= Problem description =
Going through the material below, please gather all lines with the word "英ポンド" in them.

= Dataset records =
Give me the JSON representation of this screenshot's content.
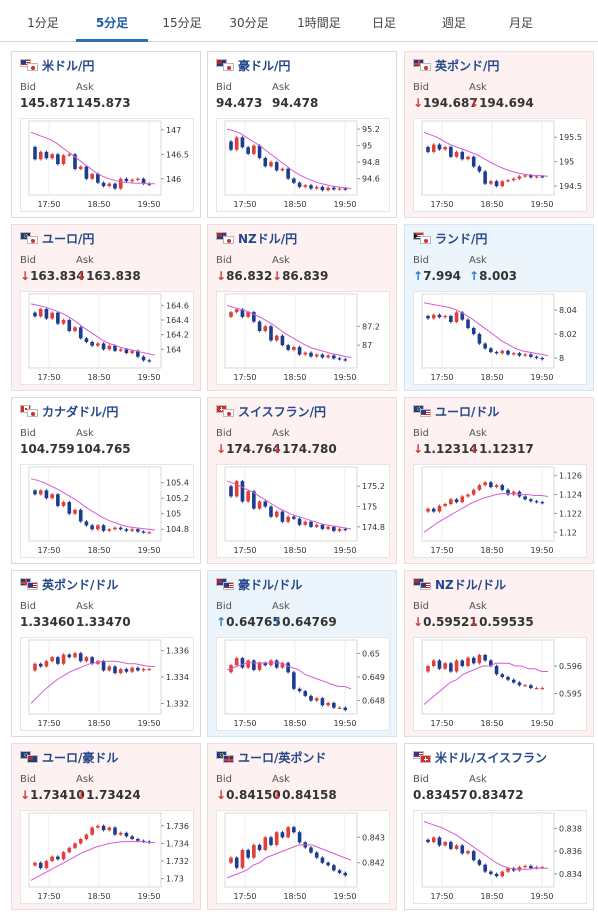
{
  "tabs": [
    {
      "label": "1分足",
      "active": false
    },
    {
      "label": "5分足",
      "active": true
    },
    {
      "label": "15分足",
      "active": false
    },
    {
      "label": "30分足",
      "active": false
    },
    {
      "label": "1時間足",
      "active": false
    },
    {
      "label": "日足",
      "active": false
    },
    {
      "label": "週足",
      "active": false
    },
    {
      "label": "月足",
      "active": false
    }
  ],
  "labels": {
    "bid": "Bid",
    "ask": "Ask"
  },
  "colors": {
    "down_arrow": "#d23b3b",
    "up_arrow": "#2f7cc4",
    "ma": "#d85ad8",
    "candle_up": "#e0403a",
    "candle_down": "#1d3b8f"
  },
  "x_ticks": [
    "17:50",
    "18:50",
    "19:50"
  ],
  "panels": [
    {
      "title": "米ドル/円",
      "flags": [
        "us",
        "jp"
      ],
      "trend": "none",
      "bid": "145.871",
      "ask": "145.873",
      "chart_data": {
        "type": "candlestick",
        "y_ticks": [
          147,
          146.5,
          146
        ],
        "ylim": [
          145.75,
          147.1
        ],
        "path": [
          146.65,
          146.4,
          146.55,
          146.42,
          146.5,
          146.3,
          146.48,
          146.5,
          146.2,
          146.25,
          146.0,
          146.1,
          145.92,
          145.85,
          145.9,
          145.8,
          146.0,
          145.95,
          145.98,
          146.0,
          145.9,
          145.88
        ],
        "ma": [
          146.95,
          146.9,
          146.85,
          146.8,
          146.72,
          146.62,
          146.52,
          146.42,
          146.32,
          146.22,
          146.12,
          146.05,
          146.0,
          145.96,
          145.93,
          145.92,
          145.91,
          145.91,
          145.9,
          145.9
        ]
      }
    },
    {
      "title": "豪ドル/円",
      "flags": [
        "au",
        "jp"
      ],
      "trend": "none",
      "bid": "94.473",
      "ask": "94.478",
      "chart_data": {
        "type": "candlestick",
        "y_ticks": [
          95.2,
          95,
          94.8,
          94.6
        ],
        "ylim": [
          94.45,
          95.25
        ],
        "path": [
          95.05,
          94.95,
          95.1,
          94.98,
          94.9,
          95.0,
          94.85,
          94.75,
          94.8,
          94.7,
          94.72,
          94.6,
          94.55,
          94.5,
          94.52,
          94.48,
          94.5,
          94.46,
          94.49,
          94.47,
          94.48,
          94.47
        ],
        "ma": [
          95.2,
          95.18,
          95.15,
          95.1,
          95.05,
          95.0,
          94.94,
          94.88,
          94.82,
          94.76,
          94.7,
          94.65,
          94.61,
          94.58,
          94.55,
          94.53,
          94.51,
          94.5,
          94.49,
          94.48
        ]
      }
    },
    {
      "title": "英ポンド/円",
      "flags": [
        "uk",
        "jp"
      ],
      "trend": "down",
      "bid": "194.687",
      "ask": "194.694",
      "chart_data": {
        "type": "candlestick",
        "y_ticks": [
          195.5,
          195,
          194.5
        ],
        "ylim": [
          194.4,
          195.75
        ],
        "path": [
          195.3,
          195.2,
          195.35,
          195.25,
          195.3,
          195.1,
          195.2,
          195.05,
          195.1,
          194.9,
          194.8,
          194.55,
          194.6,
          194.5,
          194.6,
          194.62,
          194.65,
          194.7,
          194.72,
          194.68,
          194.7,
          194.69
        ],
        "ma": [
          195.6,
          195.55,
          195.5,
          195.42,
          195.35,
          195.3,
          195.25,
          195.2,
          195.15,
          195.08,
          195.0,
          194.93,
          194.87,
          194.82,
          194.78,
          194.75,
          194.73,
          194.72,
          194.71,
          194.7
        ]
      }
    },
    {
      "title": "ユーロ/円",
      "flags": [
        "eu",
        "jp"
      ],
      "trend": "down",
      "bid": "163.834",
      "ask": "163.838",
      "chart_data": {
        "type": "candlestick",
        "y_ticks": [
          164.6,
          164.4,
          164.2,
          164
        ],
        "ylim": [
          163.8,
          164.7
        ],
        "path": [
          164.5,
          164.45,
          164.55,
          164.42,
          164.5,
          164.35,
          164.4,
          164.25,
          164.3,
          164.15,
          164.1,
          164.05,
          164.08,
          164.0,
          164.05,
          163.98,
          164.0,
          163.95,
          163.98,
          163.9,
          163.85,
          163.84
        ],
        "ma": [
          164.62,
          164.6,
          164.58,
          164.55,
          164.52,
          164.48,
          164.43,
          164.37,
          164.3,
          164.24,
          164.18,
          164.12,
          164.08,
          164.05,
          164.02,
          164.0,
          163.98,
          163.96,
          163.94,
          163.92
        ]
      }
    },
    {
      "title": "NZドル/円",
      "flags": [
        "nz",
        "jp"
      ],
      "trend": "down",
      "bid": "86.832",
      "ask": "86.839",
      "chart_data": {
        "type": "candlestick",
        "y_ticks": [
          87.2,
          87
        ],
        "ylim": [
          86.8,
          87.5
        ],
        "path": [
          87.3,
          87.35,
          87.38,
          87.3,
          87.35,
          87.25,
          87.15,
          87.2,
          87.05,
          87.1,
          87.0,
          86.95,
          86.98,
          86.9,
          86.92,
          86.88,
          86.9,
          86.87,
          86.89,
          86.86,
          86.85,
          86.84
        ],
        "ma": [
          87.42,
          87.4,
          87.38,
          87.36,
          87.33,
          87.3,
          87.26,
          87.22,
          87.17,
          87.12,
          87.08,
          87.04,
          87.0,
          86.97,
          86.95,
          86.93,
          86.91,
          86.9,
          86.88,
          86.87
        ]
      }
    },
    {
      "title": "ランド/円",
      "flags": [
        "za",
        "jp"
      ],
      "trend": "up",
      "bid": "7.994",
      "ask": "8.003",
      "chart_data": {
        "type": "candlestick",
        "y_ticks": [
          8.04,
          8.02,
          8
        ],
        "ylim": [
          7.995,
          8.05
        ],
        "path": [
          8.035,
          8.033,
          8.036,
          8.034,
          8.035,
          8.03,
          8.038,
          8.032,
          8.025,
          8.02,
          8.012,
          8.008,
          8.005,
          8.004,
          8.006,
          8.003,
          8.004,
          8.002,
          8.003,
          8.001,
          8.0,
          7.999
        ],
        "ma": [
          8.046,
          8.045,
          8.044,
          8.043,
          8.042,
          8.04,
          8.037,
          8.034,
          8.03,
          8.026,
          8.022,
          8.018,
          8.014,
          8.011,
          8.008,
          8.006,
          8.005,
          8.004,
          8.003,
          8.002
        ]
      }
    },
    {
      "title": "カナダドル/円",
      "flags": [
        "ca",
        "jp"
      ],
      "trend": "none",
      "bid": "104.759",
      "ask": "104.765",
      "chart_data": {
        "type": "candlestick",
        "y_ticks": [
          105.4,
          105.2,
          105,
          104.8
        ],
        "ylim": [
          104.7,
          105.55
        ],
        "path": [
          105.3,
          105.25,
          105.3,
          105.2,
          105.25,
          105.1,
          105.15,
          105.0,
          105.05,
          104.9,
          104.85,
          104.8,
          104.85,
          104.78,
          104.8,
          104.82,
          104.8,
          104.78,
          104.8,
          104.77,
          104.76,
          104.76
        ],
        "ma": [
          105.45,
          105.43,
          105.4,
          105.36,
          105.32,
          105.27,
          105.22,
          105.17,
          105.11,
          105.05,
          105.0,
          104.95,
          104.91,
          104.88,
          104.85,
          104.83,
          104.82,
          104.81,
          104.8,
          104.79
        ]
      }
    },
    {
      "title": "スイスフラン/円",
      "flags": [
        "ch",
        "jp"
      ],
      "trend": "down",
      "bid": "174.764",
      "ask": "174.780",
      "chart_data": {
        "type": "candlestick",
        "y_ticks": [
          175.2,
          175,
          174.8
        ],
        "ylim": [
          174.7,
          175.35
        ],
        "path": [
          175.2,
          175.1,
          175.25,
          175.05,
          175.15,
          174.98,
          175.05,
          175.0,
          174.9,
          174.95,
          174.85,
          174.9,
          174.88,
          174.82,
          174.85,
          174.8,
          174.82,
          174.78,
          174.8,
          174.76,
          174.78,
          174.77
        ],
        "ma": [
          175.25,
          175.23,
          175.2,
          175.17,
          175.14,
          175.1,
          175.06,
          175.02,
          174.98,
          174.95,
          174.92,
          174.9,
          174.88,
          174.86,
          174.84,
          174.82,
          174.81,
          174.8,
          174.79,
          174.78
        ]
      }
    },
    {
      "title": "ユーロ/ドル",
      "flags": [
        "eu",
        "us"
      ],
      "trend": "down",
      "bid": "1.12314",
      "ask": "1.12317",
      "chart_data": {
        "type": "candlestick",
        "y_ticks": [
          1.126,
          1.124,
          1.122,
          1.12
        ],
        "ylim": [
          1.1195,
          1.1265
        ],
        "path": [
          1.1222,
          1.1225,
          1.1222,
          1.1228,
          1.123,
          1.1235,
          1.1232,
          1.1238,
          1.124,
          1.1245,
          1.125,
          1.1253,
          1.1248,
          1.125,
          1.1245,
          1.124,
          1.1243,
          1.1238,
          1.1235,
          1.1233,
          1.1232,
          1.1231
        ],
        "ma": [
          1.12,
          1.1205,
          1.121,
          1.1214,
          1.1218,
          1.1222,
          1.1226,
          1.123,
          1.1233,
          1.1236,
          1.1238,
          1.124,
          1.1241,
          1.1241,
          1.1241,
          1.124,
          1.124,
          1.1239,
          1.1239,
          1.1238
        ]
      }
    },
    {
      "title": "英ポンド/ドル",
      "flags": [
        "uk",
        "us"
      ],
      "trend": "none",
      "bid": "1.33460",
      "ask": "1.33470",
      "chart_data": {
        "type": "candlestick",
        "y_ticks": [
          1.336,
          1.334,
          1.332
        ],
        "ylim": [
          1.3315,
          1.3365
        ],
        "path": [
          1.3345,
          1.335,
          1.3348,
          1.3352,
          1.3355,
          1.335,
          1.3357,
          1.3355,
          1.3358,
          1.3352,
          1.3355,
          1.335,
          1.3352,
          1.3345,
          1.3348,
          1.3343,
          1.3346,
          1.3344,
          1.3347,
          1.3345,
          1.3346,
          1.3346
        ],
        "ma": [
          1.332,
          1.3325,
          1.333,
          1.3334,
          1.3338,
          1.3341,
          1.3344,
          1.3346,
          1.3348,
          1.335,
          1.3351,
          1.3352,
          1.3352,
          1.3352,
          1.3351,
          1.335,
          1.335,
          1.3349,
          1.3348,
          1.3348
        ]
      }
    },
    {
      "title": "豪ドル/ドル",
      "flags": [
        "au",
        "us"
      ],
      "trend": "up",
      "bid": "0.64765",
      "ask": "0.64769",
      "chart_data": {
        "type": "candlestick",
        "y_ticks": [
          0.65,
          0.649,
          0.648
        ],
        "ylim": [
          0.6476,
          0.6504
        ],
        "path": [
          0.6492,
          0.6495,
          0.6498,
          0.6494,
          0.6497,
          0.6493,
          0.6496,
          0.6495,
          0.6497,
          0.6494,
          0.6496,
          0.6492,
          0.6485,
          0.6484,
          0.6482,
          0.648,
          0.6481,
          0.6478,
          0.6479,
          0.6477,
          0.6477,
          0.6476
        ],
        "ma": [
          0.6493,
          0.6494,
          0.6495,
          0.6496,
          0.6496,
          0.6496,
          0.6496,
          0.6496,
          0.6496,
          0.6495,
          0.6494,
          0.6493,
          0.6491,
          0.649,
          0.6489,
          0.6488,
          0.6487,
          0.6486,
          0.6486,
          0.6485
        ]
      }
    },
    {
      "title": "NZドル/ドル",
      "flags": [
        "nz",
        "us"
      ],
      "trend": "down",
      "bid": "0.59521",
      "ask": "0.59535",
      "chart_data": {
        "type": "candlestick",
        "y_ticks": [
          0.596,
          0.595
        ],
        "ylim": [
          0.5944,
          0.5968
        ],
        "path": [
          0.5958,
          0.596,
          0.5962,
          0.5959,
          0.5961,
          0.5958,
          0.5962,
          0.596,
          0.5963,
          0.5961,
          0.5964,
          0.5962,
          0.596,
          0.5957,
          0.5956,
          0.5955,
          0.5954,
          0.5953,
          0.5953,
          0.5952,
          0.5952,
          0.5952
        ],
        "ma": [
          0.5946,
          0.5948,
          0.595,
          0.5952,
          0.5954,
          0.5955,
          0.5957,
          0.5958,
          0.5959,
          0.596,
          0.596,
          0.5961,
          0.5961,
          0.5961,
          0.596,
          0.596,
          0.5959,
          0.5959,
          0.5958,
          0.5958
        ]
      }
    },
    {
      "title": "ユーロ/豪ドル",
      "flags": [
        "eu",
        "au"
      ],
      "trend": "down",
      "bid": "1.73410",
      "ask": "1.73424",
      "chart_data": {
        "type": "candlestick",
        "y_ticks": [
          1.736,
          1.734,
          1.732,
          1.73
        ],
        "ylim": [
          1.7295,
          1.737
        ],
        "path": [
          1.7315,
          1.7318,
          1.7312,
          1.732,
          1.7325,
          1.7322,
          1.733,
          1.7335,
          1.734,
          1.7345,
          1.735,
          1.7358,
          1.736,
          1.7355,
          1.7358,
          1.735,
          1.7352,
          1.7348,
          1.7345,
          1.7343,
          1.7342,
          1.7341
        ],
        "ma": [
          1.7298,
          1.7302,
          1.7306,
          1.731,
          1.7314,
          1.7318,
          1.7322,
          1.7326,
          1.733,
          1.7333,
          1.7336,
          1.7338,
          1.734,
          1.7341,
          1.7342,
          1.7342,
          1.7342,
          1.7342,
          1.7341,
          1.7341
        ]
      }
    },
    {
      "title": "ユーロ/英ポンド",
      "flags": [
        "eu",
        "uk"
      ],
      "trend": "down",
      "bid": "0.84150",
      "ask": "0.84158",
      "chart_data": {
        "type": "candlestick",
        "y_ticks": [
          0.843,
          0.842
        ],
        "ylim": [
          0.8412,
          0.8438
        ],
        "path": [
          0.842,
          0.8422,
          0.8418,
          0.8425,
          0.8422,
          0.8427,
          0.8425,
          0.843,
          0.8427,
          0.8432,
          0.843,
          0.8434,
          0.8432,
          0.8428,
          0.8426,
          0.8424,
          0.8422,
          0.842,
          0.8419,
          0.8417,
          0.8416,
          0.8415
        ],
        "ma": [
          0.8414,
          0.8415,
          0.8416,
          0.8417,
          0.8419,
          0.842,
          0.8422,
          0.8423,
          0.8424,
          0.8425,
          0.8426,
          0.8427,
          0.8427,
          0.8427,
          0.8426,
          0.8425,
          0.8424,
          0.8423,
          0.8422,
          0.8421
        ]
      }
    },
    {
      "title": "米ドル/スイスフラン",
      "flags": [
        "us",
        "ch"
      ],
      "trend": "none",
      "bid": "0.83457",
      "ask": "0.83472",
      "chart_data": {
        "type": "candlestick",
        "y_ticks": [
          0.838,
          0.836,
          0.834
        ],
        "ylim": [
          0.8332,
          0.839
        ],
        "path": [
          0.837,
          0.8368,
          0.8372,
          0.8365,
          0.8368,
          0.8362,
          0.8365,
          0.8358,
          0.836,
          0.8352,
          0.8348,
          0.8342,
          0.834,
          0.8338,
          0.8342,
          0.8345,
          0.8343,
          0.8346,
          0.8347,
          0.8345,
          0.8346,
          0.8346
        ],
        "ma": [
          0.8386,
          0.8384,
          0.8382,
          0.838,
          0.8377,
          0.8374,
          0.837,
          0.8366,
          0.8362,
          0.8358,
          0.8354,
          0.835,
          0.8347,
          0.8345,
          0.8344,
          0.8344,
          0.8344,
          0.8345,
          0.8345,
          0.8345
        ]
      }
    }
  ]
}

= Response =
      "title": "英ポンド/円",
      "title": "英ポンド/ドル",
      "title": "ユーロ/英ポンド",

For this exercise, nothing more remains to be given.